Source extract
*** Block opens ***
Needles in white packages are oblong and squared off at the edges. Delivered by the local postal service, they come as a sign that I can see beyond the pattern of personal logic in her hands. I remember the months of confusion and diligence. I also remember trying to save for something with a computerized stitch.
“Get the dang thing serviced before anything else happens,” says she with classroom eyes and nimble buttered fingers to the thread.
Speaking to you in whispers on the side of the house, I tell you I have seen my mistakes pile up in the small plastic garbage can. Little voices ring between my ears ranting on about how I can't sew a straight line. Statements of the obvious all come in the timing after completing the deed. She squeals mocking in my right ear that the tensions to tight with every rat's nests bustled under the long seams. Minding over the thicknesses takes a toll over my index finger and thumb every afternoon until four. The rule has become error always before trial. I learned to go slower, but I cannot even feign the hawk's eye. While from a conversation with her, the suggestion to pathology for work is important, I still cannot commit to the project. The only thing in my mind is that my errors should sit piled high in the large trash can now. Comparatively, her eye is forgiving; while, I toil in hell though excessive demands.
*** Block closes ***
Set of tasks
a – Answer these questions using the sewing passage, one answer per line, marked (i), (ii) and (iii) to match:
(i) What color are the packages the needles come in?
(ii) What delivers the needles?
(iii) Until what time each afternoon does minding over the thicknesses take a toll on the index finger and thumb?
b – Copy out word for word everything in the sewing passage from "Needles in white" down to "to the thread.".
You won't need the listing for any of this work.

(Items listed in a dataset)
*** Block opens ***
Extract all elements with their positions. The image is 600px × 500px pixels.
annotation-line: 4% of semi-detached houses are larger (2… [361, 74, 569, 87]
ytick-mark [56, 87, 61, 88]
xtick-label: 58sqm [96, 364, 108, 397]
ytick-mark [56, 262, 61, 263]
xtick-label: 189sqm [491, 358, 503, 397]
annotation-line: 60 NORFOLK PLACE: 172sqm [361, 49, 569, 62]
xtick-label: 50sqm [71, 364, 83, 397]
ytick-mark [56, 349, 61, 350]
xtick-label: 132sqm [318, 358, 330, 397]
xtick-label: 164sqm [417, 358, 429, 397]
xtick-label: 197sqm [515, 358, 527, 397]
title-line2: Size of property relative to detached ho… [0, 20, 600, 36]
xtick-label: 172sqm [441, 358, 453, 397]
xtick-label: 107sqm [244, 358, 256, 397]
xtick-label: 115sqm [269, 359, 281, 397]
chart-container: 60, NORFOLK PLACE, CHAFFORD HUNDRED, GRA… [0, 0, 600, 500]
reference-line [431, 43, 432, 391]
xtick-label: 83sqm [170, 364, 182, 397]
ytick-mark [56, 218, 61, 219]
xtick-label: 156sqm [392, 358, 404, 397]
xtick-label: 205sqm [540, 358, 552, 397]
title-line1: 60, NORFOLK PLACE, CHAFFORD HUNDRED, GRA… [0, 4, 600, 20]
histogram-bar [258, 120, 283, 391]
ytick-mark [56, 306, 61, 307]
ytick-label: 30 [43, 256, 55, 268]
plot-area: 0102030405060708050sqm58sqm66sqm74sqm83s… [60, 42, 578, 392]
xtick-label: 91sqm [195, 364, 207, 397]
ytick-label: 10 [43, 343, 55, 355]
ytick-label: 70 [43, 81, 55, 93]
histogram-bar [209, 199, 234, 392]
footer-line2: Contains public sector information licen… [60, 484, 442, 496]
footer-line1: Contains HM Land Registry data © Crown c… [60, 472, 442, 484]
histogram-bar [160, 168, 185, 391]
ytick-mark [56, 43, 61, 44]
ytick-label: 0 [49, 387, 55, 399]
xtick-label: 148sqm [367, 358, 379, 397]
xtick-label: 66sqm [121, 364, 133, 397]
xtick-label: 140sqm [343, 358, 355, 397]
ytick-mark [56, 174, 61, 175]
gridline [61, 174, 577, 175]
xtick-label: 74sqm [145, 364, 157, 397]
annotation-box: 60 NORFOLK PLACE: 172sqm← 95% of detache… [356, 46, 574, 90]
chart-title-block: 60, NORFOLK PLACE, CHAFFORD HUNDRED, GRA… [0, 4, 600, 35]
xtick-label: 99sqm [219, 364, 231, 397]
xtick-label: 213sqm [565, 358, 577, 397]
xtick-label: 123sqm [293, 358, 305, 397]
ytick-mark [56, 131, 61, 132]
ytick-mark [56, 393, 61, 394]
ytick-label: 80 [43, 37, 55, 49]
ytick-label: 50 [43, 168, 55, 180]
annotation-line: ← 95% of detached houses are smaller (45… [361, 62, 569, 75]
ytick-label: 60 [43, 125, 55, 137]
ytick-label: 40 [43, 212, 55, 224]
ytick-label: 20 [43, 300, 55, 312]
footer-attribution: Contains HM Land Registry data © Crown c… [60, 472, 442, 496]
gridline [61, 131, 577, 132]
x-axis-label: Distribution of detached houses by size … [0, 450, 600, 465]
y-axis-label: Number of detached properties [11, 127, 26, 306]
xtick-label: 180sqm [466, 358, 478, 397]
*** Block closes ***
Your responses
a –
(i) White
(ii) The local postal service
(iii) Four

b –
Needles in white packages are oblong and squared off at the edges. Delivered by the local postal service, they come as a sign that I can see beyond the pattern of personal logic in her hands. I remember the months of confusion and diligence. I also remember trying to save for something with a computerized stitch.
“Get the dang thing serviced before anything else happens,” says she with classroom eyes and nimble buttered fingers to the thread.